== SOURCE DATA

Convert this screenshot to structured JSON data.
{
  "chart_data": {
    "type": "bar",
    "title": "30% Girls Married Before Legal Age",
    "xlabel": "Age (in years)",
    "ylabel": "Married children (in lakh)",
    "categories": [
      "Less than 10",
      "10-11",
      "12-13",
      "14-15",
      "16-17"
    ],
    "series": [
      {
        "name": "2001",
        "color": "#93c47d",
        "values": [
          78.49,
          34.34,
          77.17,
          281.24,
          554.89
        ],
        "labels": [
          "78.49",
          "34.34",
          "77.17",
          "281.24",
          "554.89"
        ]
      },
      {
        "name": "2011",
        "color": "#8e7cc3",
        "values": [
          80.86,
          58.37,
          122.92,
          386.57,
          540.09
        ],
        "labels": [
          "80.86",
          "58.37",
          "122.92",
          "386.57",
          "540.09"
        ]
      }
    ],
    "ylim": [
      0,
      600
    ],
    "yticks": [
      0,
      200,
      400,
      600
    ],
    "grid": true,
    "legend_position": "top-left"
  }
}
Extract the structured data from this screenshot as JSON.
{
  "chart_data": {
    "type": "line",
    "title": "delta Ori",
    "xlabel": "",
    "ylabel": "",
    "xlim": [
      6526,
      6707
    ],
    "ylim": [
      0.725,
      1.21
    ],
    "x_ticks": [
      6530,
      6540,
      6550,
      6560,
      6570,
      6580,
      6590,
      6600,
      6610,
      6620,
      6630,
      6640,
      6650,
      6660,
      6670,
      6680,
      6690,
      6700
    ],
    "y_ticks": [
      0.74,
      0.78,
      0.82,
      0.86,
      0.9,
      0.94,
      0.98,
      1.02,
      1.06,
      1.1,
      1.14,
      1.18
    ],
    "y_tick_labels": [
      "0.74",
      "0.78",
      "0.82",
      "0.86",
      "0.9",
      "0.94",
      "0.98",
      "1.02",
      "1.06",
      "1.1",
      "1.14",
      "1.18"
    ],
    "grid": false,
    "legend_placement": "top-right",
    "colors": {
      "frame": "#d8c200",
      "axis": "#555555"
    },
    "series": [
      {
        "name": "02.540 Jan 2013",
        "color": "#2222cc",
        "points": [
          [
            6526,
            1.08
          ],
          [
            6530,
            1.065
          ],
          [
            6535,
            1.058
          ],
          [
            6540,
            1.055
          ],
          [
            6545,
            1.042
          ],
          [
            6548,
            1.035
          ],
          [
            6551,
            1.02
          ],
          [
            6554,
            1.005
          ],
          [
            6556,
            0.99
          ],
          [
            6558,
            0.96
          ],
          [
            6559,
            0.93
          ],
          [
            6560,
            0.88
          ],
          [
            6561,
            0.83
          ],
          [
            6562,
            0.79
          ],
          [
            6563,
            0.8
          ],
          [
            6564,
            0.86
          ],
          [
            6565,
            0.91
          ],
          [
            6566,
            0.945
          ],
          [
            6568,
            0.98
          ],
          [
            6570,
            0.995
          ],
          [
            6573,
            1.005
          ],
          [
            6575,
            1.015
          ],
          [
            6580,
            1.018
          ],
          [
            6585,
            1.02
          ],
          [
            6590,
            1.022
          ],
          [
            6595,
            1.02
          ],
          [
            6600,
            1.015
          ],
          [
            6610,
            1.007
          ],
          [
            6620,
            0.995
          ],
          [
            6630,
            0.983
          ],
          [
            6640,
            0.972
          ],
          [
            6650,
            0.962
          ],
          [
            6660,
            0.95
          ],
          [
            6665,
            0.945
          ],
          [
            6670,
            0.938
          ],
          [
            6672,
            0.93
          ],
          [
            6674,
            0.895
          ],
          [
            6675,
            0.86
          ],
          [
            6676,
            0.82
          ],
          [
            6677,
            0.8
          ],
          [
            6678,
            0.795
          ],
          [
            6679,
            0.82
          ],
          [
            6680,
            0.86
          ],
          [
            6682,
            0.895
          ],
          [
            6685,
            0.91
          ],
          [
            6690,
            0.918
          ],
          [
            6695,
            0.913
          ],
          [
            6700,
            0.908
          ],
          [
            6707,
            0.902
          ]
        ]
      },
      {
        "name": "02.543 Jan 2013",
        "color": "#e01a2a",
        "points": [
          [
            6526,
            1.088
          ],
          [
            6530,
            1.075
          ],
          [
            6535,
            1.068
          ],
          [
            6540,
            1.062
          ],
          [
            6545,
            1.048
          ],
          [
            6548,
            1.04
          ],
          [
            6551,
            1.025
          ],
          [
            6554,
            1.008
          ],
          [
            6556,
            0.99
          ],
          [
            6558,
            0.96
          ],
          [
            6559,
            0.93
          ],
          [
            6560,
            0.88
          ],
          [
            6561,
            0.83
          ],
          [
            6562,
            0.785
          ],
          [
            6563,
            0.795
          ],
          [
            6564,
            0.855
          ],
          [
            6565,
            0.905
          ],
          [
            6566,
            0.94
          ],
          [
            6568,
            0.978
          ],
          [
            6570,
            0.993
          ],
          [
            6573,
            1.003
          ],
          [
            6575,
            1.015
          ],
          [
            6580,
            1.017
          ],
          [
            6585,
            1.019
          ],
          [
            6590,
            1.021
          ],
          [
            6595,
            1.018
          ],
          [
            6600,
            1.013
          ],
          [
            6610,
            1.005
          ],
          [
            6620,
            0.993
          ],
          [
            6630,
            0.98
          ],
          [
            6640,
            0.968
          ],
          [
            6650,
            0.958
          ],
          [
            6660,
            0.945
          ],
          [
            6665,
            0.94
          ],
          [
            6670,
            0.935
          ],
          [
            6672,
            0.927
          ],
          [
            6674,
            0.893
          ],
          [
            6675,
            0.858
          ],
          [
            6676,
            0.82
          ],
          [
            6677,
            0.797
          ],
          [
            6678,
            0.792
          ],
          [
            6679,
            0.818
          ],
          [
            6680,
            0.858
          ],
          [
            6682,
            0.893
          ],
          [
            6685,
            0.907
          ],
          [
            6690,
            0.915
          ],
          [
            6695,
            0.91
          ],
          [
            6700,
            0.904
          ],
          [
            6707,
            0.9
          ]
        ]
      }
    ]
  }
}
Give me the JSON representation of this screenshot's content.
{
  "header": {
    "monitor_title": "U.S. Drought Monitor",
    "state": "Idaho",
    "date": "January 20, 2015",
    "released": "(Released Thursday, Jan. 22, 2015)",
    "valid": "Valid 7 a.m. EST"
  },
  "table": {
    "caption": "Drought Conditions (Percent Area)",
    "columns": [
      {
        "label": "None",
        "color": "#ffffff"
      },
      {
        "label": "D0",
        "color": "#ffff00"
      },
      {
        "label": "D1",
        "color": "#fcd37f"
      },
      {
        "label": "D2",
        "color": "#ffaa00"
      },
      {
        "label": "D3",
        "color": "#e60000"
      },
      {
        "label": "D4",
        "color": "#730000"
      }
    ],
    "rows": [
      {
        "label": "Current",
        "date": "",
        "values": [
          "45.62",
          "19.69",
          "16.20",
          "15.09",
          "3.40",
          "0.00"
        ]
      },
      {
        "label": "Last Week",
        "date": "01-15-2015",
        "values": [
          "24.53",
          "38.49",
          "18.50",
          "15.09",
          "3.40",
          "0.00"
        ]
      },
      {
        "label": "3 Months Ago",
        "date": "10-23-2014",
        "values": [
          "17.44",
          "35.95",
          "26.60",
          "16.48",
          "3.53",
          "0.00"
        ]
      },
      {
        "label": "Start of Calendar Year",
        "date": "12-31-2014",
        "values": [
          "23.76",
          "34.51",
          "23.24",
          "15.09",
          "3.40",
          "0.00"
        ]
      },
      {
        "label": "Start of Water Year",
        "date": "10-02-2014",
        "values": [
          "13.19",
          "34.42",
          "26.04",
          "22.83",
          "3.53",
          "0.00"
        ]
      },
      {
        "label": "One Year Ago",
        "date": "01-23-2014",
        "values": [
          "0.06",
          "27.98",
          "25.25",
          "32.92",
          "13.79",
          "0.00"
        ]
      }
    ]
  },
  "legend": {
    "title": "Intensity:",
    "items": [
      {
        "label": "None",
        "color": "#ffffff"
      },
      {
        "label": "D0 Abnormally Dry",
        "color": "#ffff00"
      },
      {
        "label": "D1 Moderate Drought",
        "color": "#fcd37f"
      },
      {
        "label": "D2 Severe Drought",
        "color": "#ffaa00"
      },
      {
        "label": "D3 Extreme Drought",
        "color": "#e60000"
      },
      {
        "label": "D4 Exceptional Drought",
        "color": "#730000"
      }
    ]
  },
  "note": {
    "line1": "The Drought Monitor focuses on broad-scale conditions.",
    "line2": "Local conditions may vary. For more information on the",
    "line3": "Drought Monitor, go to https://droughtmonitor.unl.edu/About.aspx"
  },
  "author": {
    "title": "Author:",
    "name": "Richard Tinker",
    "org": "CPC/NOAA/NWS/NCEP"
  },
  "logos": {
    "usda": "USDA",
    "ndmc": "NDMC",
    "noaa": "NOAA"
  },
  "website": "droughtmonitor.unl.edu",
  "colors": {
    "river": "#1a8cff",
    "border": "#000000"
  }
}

====

AIM OF THE EXERCISE - Only the number is wanted: how many lines in the entries above contain the word "this"?

THE REPLY - 3